Task details: The job is to find each line in the entries holding the string "bilder" and copy that line.

Data records for software interfaces:
::::::::
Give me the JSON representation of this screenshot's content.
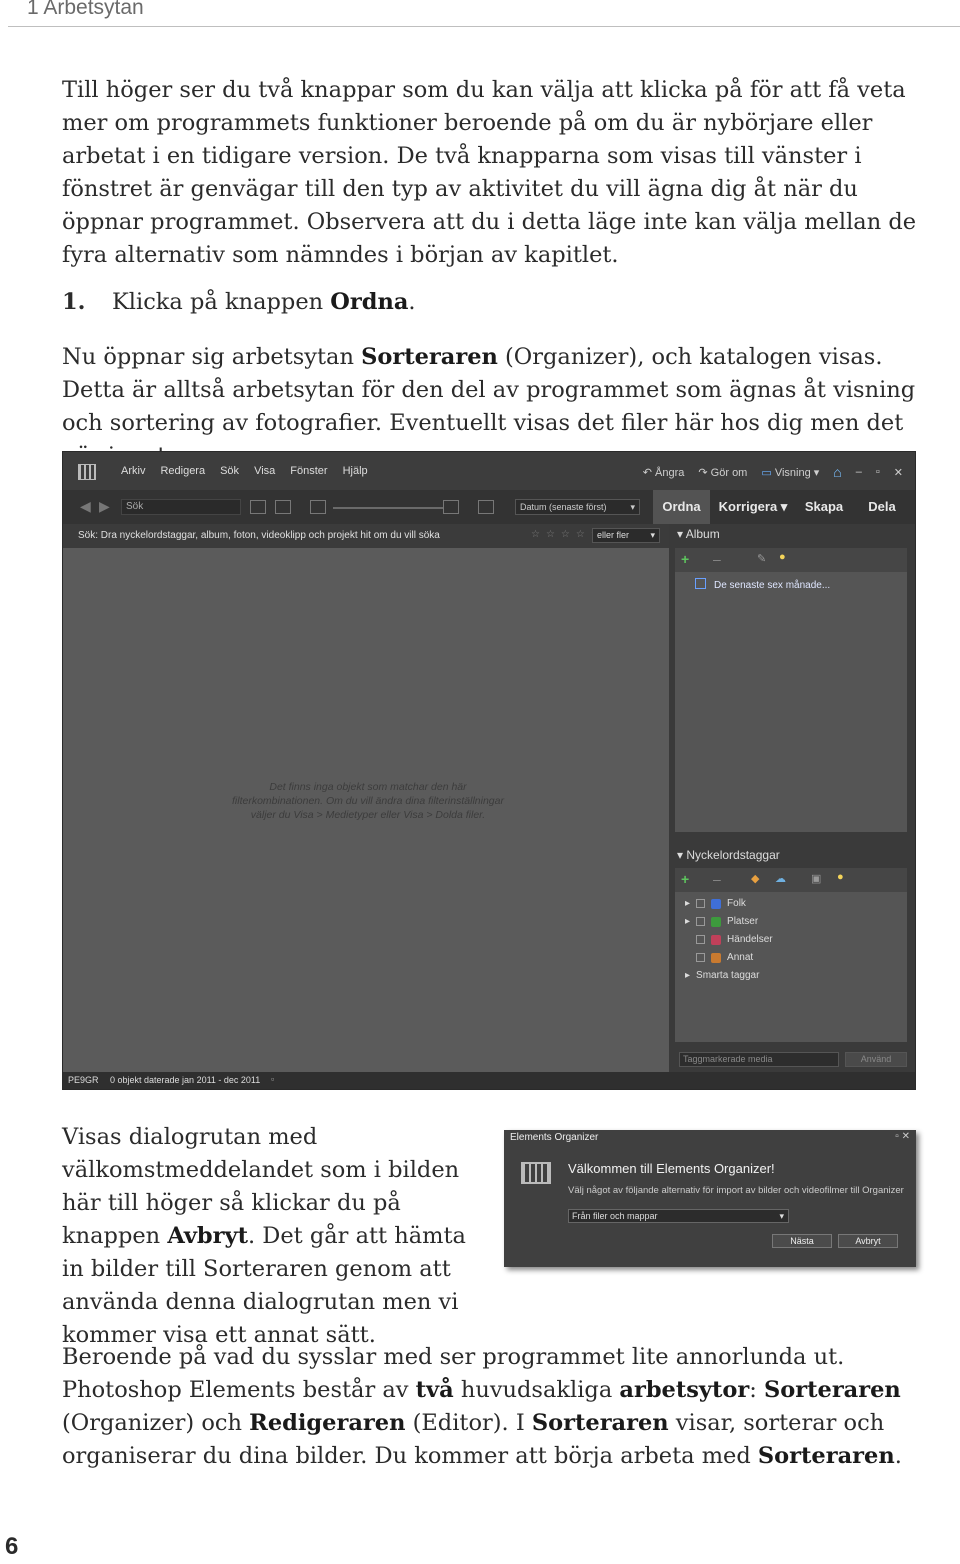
{
  "header": {
    "label": "1 Arbetsytan"
  },
  "intro_paragraph": "Till höger ser du två knappar som du kan välja att klicka på för att få veta mer om programmets funktioner beroende på om du är nybörjare eller arbetat i en tidigare version. De två knapparna som visas till vänster i fönstret är genvägar till den typ av aktivitet du vill ägna dig åt när du öppnar programmet. Observera att du i detta läge inte kan välja mellan de fyra alternativ som nämndes i början av kapitlet.",
  "step": {
    "number": "1.",
    "text_before": "Klicka på knappen ",
    "bold": "Ordna",
    "text_after": "."
  },
  "organizer_paragraph": {
    "text_before": "Nu öppnar sig arbetsytan ",
    "bold": "Sorteraren",
    "text_after": " (Organizer), och katalogen visas. Detta är alltså arbetsytan för den del av programmet som ägnas åt visning och sortering av fotografier. Eventuellt visas det filer här hos dig men det gör inget."
  },
  "app": {
    "menu": [
      "Arkiv",
      "Redigera",
      "Sök",
      "Visa",
      "Fönster",
      "Hjälp"
    ],
    "undo": "Ångra",
    "redo": "Gör om",
    "display": "Visning",
    "search_placeholder": "Sök",
    "sort": "Datum (senaste först)",
    "tabs": [
      "Ordna",
      "Korrigera",
      "Skapa",
      "Dela"
    ],
    "filter_text": "Sök: Dra nyckelordstaggar, album, foton, videoklipp och projekt hit om du vill söka",
    "filter_mode": "eller fler",
    "stars": "☆☆☆☆☆",
    "empty_message": "Det finns inga objekt som matchar den här filterkombinationen. Om du vill ändra dina filterinställningar väljer du Visa > Medietyper eller Visa > Dolda filer.",
    "album_heading": "Album",
    "album_item": "De senaste sex månade...",
    "keywords_heading": "Nyckelordstaggar",
    "keywords": [
      {
        "label": "Folk",
        "color": "#3f6fd8"
      },
      {
        "label": "Platser",
        "color": "#3d9a3d"
      },
      {
        "label": "Händelser",
        "color": "#c0405a"
      },
      {
        "label": "Annat",
        "color": "#c87a30"
      }
    ],
    "smart_tags": "Smarta taggar",
    "tagged_media": "Taggmarkerade media",
    "apply": "Använd",
    "status_id": "PE9GR",
    "status_text": "0 objekt daterade jan 2011 - dec 2011"
  },
  "dialog_paragraph": {
    "text_before": "Visas dialogrutan med välkomstmeddelandet som i bilden här till höger så klickar du på knappen ",
    "bold": "Avbryt",
    "text_after": ". Det går att hämta in bilder till Sorteraren genom att använda denna dialogrutan men vi kommer visa ett annat sätt."
  },
  "dialog": {
    "title": "Elements Organizer",
    "heading": "Välkommen till Elements Organizer!",
    "subtext": "Välj något av följande alternativ för import av bilder och videofilmer till Organizer",
    "select_value": "Från filer och mappar",
    "next": "Nästa",
    "cancel": "Avbryt"
  },
  "closing_paragraph": {
    "t1": "Beroende på vad du sysslar med ser programmet lite annorlunda ut. Photoshop Elements består av ",
    "b1": "två",
    "t2": " huvudsakliga ",
    "b2": "arbetsytor",
    "t3": ": ",
    "b3": "Sorteraren",
    "t4": " (Organizer) och ",
    "b4": "Redigeraren",
    "t5": " (Editor). I ",
    "b5": "Sorteraren",
    "t6": " visar, sorterar och organiserar du dina bilder. Du kommer att börja arbeta med ",
    "b6": "Sorteraren",
    "t7": "."
  },
  "page_number": "6"
}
::::::::
Response:
    "text_after": ". Det går att hämta in bilder till Sorteraren genom att använda denna dialogrutan men vi kommer visa ett annat sätt."
    "subtext": "Välj något av följande alternativ för import av bilder och videofilmer till Organizer",
    "t6": " visar, sorterar och organiserar du dina bilder. Du kommer att börja arbeta med ",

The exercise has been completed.